start RECORDS TO PROCESS

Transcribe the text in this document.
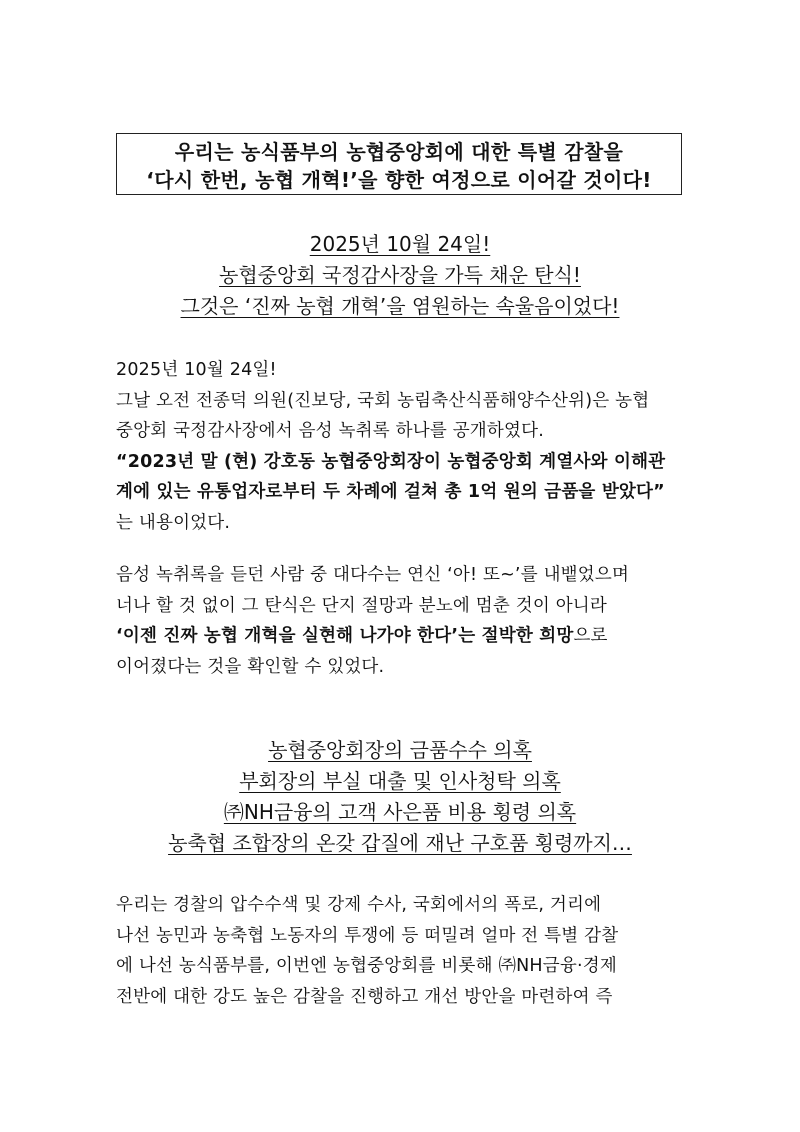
우리는 농식품부의 농협중앙회에 대한 특별 감찰을
‘다시 한번, 농협 개혁!’을 향한 여정으로 이어갈 것이다!
2025년 10월 24일!
농협중앙회 국정감사장을 가득 채운 탄식!
그것은 ‘진짜 농협 개혁’을 염원하는 속울음이었다!
2025년 10월 24일!
그날 오전 전종덕 의원(진보당, 국회 농림축산식품해양수산위)은 농협
중앙회 국정감사장에서 음성 녹취록 하나를 공개하였다.
“2023년 말 (현) 강호동 농협중앙회장이 농협중앙회 계열사와 이해관
계에 있는 유통업자로부터 두 차례에 걸쳐 총 1억 원의 금품을 받았다”
는 내용이었다.
음성 녹취록을 듣던 사람 중 대다수는 연신 ‘아! 또~’를 내뱉었으며
너나 할 것 없이 그 탄식은 단지 절망과 분노에 멈춘 것이 아니라
‘이젠 진짜 농협 개혁을 실현해 나가야 한다’는 절박한 희망으로
이어졌다는 것을 확인할 수 있었다.
농협중앙회장의 금품수수 의혹
부회장의 부실 대출 및 인사청탁 의혹
㈜NH금융의 고객 사은품 비용 횡령 의혹
농축협 조합장의 온갖 갑질에 재난 구호품 횡령까지…
우리는 경찰의 압수수색 및 강제 수사, 국회에서의 폭로, 거리에
나선 농민과 농축협 노동자의 투쟁에 등 떠밀려 얼마 전 특별 감찰
에 나선 농식품부를, 이번엔 농협중앙회를 비롯해 ㈜NH금융·경제
전반에 대한 강도 높은 감찰을 진행하고 개선 방안을 마련하여 즉
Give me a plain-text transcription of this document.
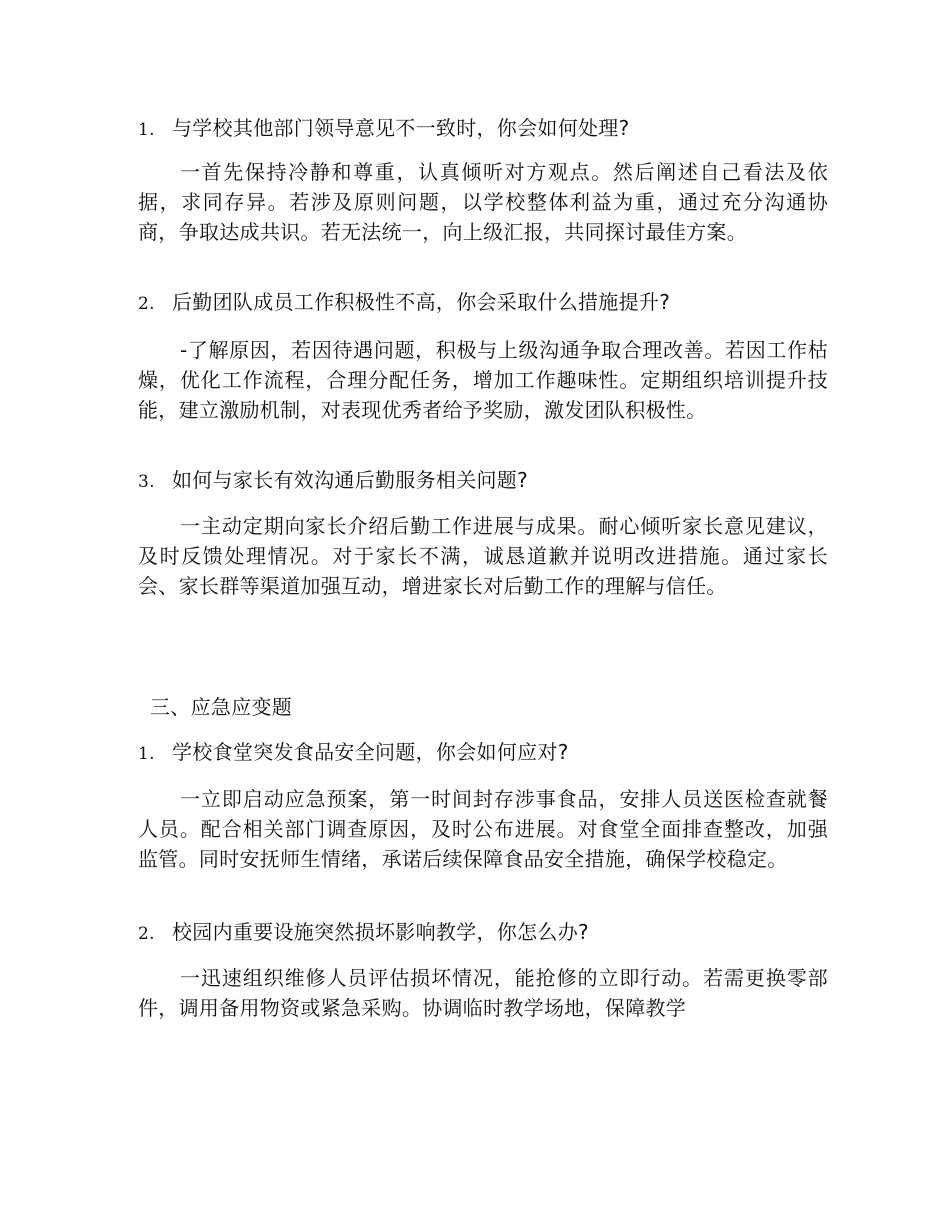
1. 与学校其他部门领导意见不一致时，你会如何处理?

一首先保持冷静和尊重，认真倾听对方观点。然后阐述自己看法及依据，求同存异。若涉及原则问题，以学校整体利益为重，通过充分沟通协商，争取达成共识。若无法统一，向上级汇报，共同探讨最佳方案。

2. 后勤团队成员工作积极性不高，你会采取什么措施提升?

-了解原因，若因待遇问题，积极与上级沟通争取合理改善。若因工作枯燥，优化工作流程，合理分配任务，增加工作趣味性。定期组织培训提升技能，建立激励机制，对表现优秀者给予奖励，激发团队积极性。

3. 如何与家长有效沟通后勤服务相关问题?

一主动定期向家长介绍后勤工作进展与成果。耐心倾听家长意见建议，及时反馈处理情况。对于家长不满，诚恳道歉并说明改进措施。通过家长会、家长群等渠道加强互动，增进家长对后勤工作的理解与信任。

三、应急应变题

1. 学校食堂突发食品安全问题，你会如何应对?

一立即启动应急预案，第一时间封存涉事食品，安排人员送医检查就餐人员。配合相关部门调查原因，及时公布进展。对食堂全面排查整改，加强监管。同时安抚师生情绪，承诺后续保障食品安全措施，确保学校稳定。

2. 校园内重要设施突然损坏影响教学，你怎么办?

一迅速组织维修人员评估损坏情况，能抢修的立即行动。若需更换零部件，调用备用物资或紧急采购。协调临时教学场地，保障教学
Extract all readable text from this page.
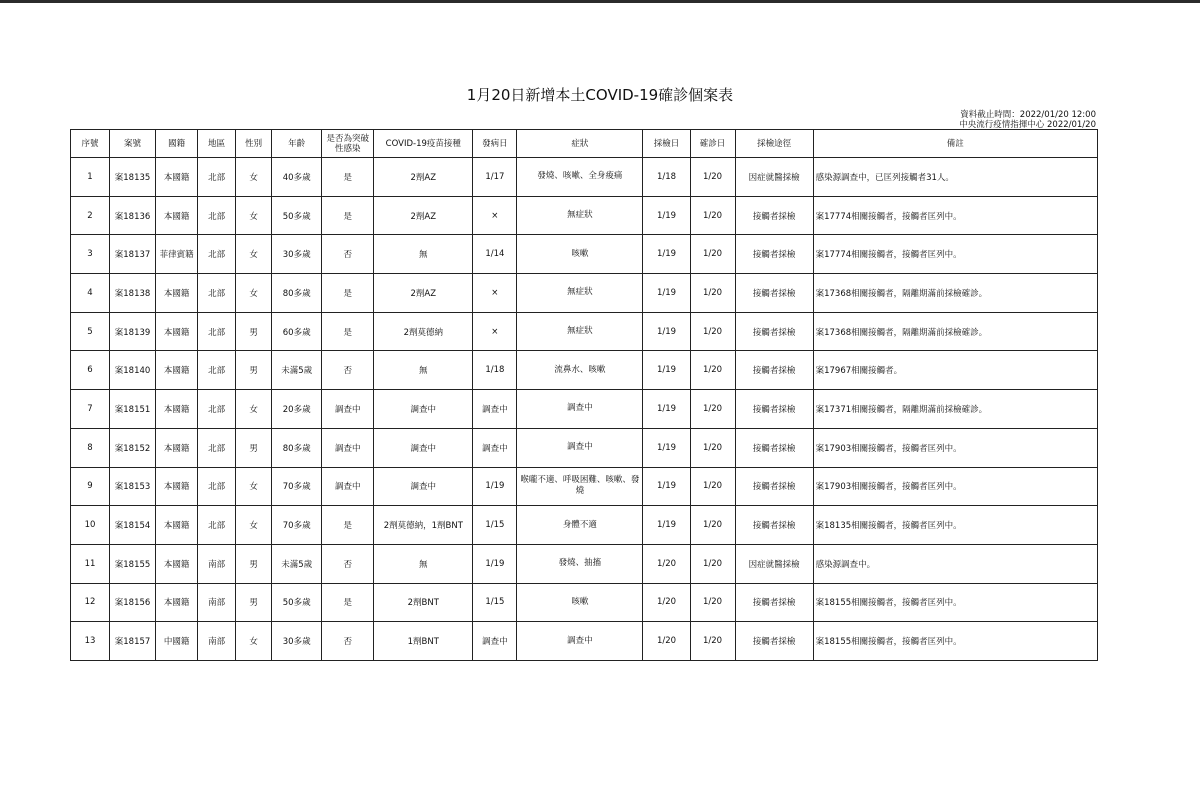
1月20日新增本土COVID-19確診個案表
資料截止時間：2022/01/20 12:00
中央流行疫情指揮中心 2022/01/20
序號	案號	國籍	地區	性別	年齡	是否為突破性感染	COVID-19疫苗接種	發病日	症狀	採檢日	確診日	採檢途徑	備註
1	案18135	本國籍	北部	女	40多歲	是	2劑AZ	1/17	發燒、咳嗽、全身痠痛	1/18	1/20	因症就醫採檢	感染源調查中，已匡列接觸者31人。
2	案18136	本國籍	北部	女	50多歲	是	2劑AZ	×	無症狀	1/19	1/20	接觸者採檢	案17774相關接觸者，接觸者匡列中。
3	案18137	菲律賓籍	北部	女	30多歲	否	無	1/14	咳嗽	1/19	1/20	接觸者採檢	案17774相關接觸者，接觸者匡列中。
4	案18138	本國籍	北部	女	80多歲	是	2劑AZ	×	無症狀	1/19	1/20	接觸者採檢	案17368相關接觸者，隔離期滿前採檢確診。
5	案18139	本國籍	北部	男	60多歲	是	2劑莫德納	×	無症狀	1/19	1/20	接觸者採檢	案17368相關接觸者，隔離期滿前採檢確診。
6	案18140	本國籍	北部	男	未滿5歲	否	無	1/18	流鼻水、咳嗽	1/19	1/20	接觸者採檢	案17967相關接觸者。
7	案18151	本國籍	北部	女	20多歲	調查中	調查中	調查中	調查中	1/19	1/20	接觸者採檢	案17371相關接觸者，隔離期滿前採檢確診。
8	案18152	本國籍	北部	男	80多歲	調查中	調查中	調查中	調查中	1/19	1/20	接觸者採檢	案17903相關接觸者，接觸者匡列中。
9	案18153	本國籍	北部	女	70多歲	調查中	調查中	1/19	喉嚨不適、呼吸困難、咳嗽、發燒	1/19	1/20	接觸者採檢	案17903相關接觸者，接觸者匡列中。
10	案18154	本國籍	北部	女	70多歲	是	2劑莫德納，1劑BNT	1/15	身體不適	1/19	1/20	接觸者採檢	案18135相關接觸者，接觸者匡列中。
11	案18155	本國籍	南部	男	未滿5歲	否	無	1/19	發燒、抽搐	1/20	1/20	因症就醫採檢	感染源調查中。
12	案18156	本國籍	南部	男	50多歲	是	2劑BNT	1/15	咳嗽	1/20	1/20	接觸者採檢	案18155相關接觸者，接觸者匡列中。
13	案18157	中國籍	南部	女	30多歲	否	1劑BNT	調查中	調查中	1/20	1/20	接觸者採檢	案18155相關接觸者，接觸者匡列中。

end RECORDS TO PROCESS

(REQUIRED TASK): In the listing, find each line with the string "隔離期滿前採檢確診" and copy it.

(EXERCISE OUTPUT):
4	案18138	本國籍	北部	女	80多歲	是	2劑AZ	×	無症狀	1/19	1/20	接觸者採檢	案17368相關接觸者，隔離期滿前採檢確診。
5	案18139	本國籍	北部	男	60多歲	是	2劑莫德納	×	無症狀	1/19	1/20	接觸者採檢	案17368相關接觸者，隔離期滿前採檢確診。
7	案18151	本國籍	北部	女	20多歲	調查中	調查中	調查中	調查中	1/19	1/20	接觸者採檢	案17371相關接觸者，隔離期滿前採檢確診。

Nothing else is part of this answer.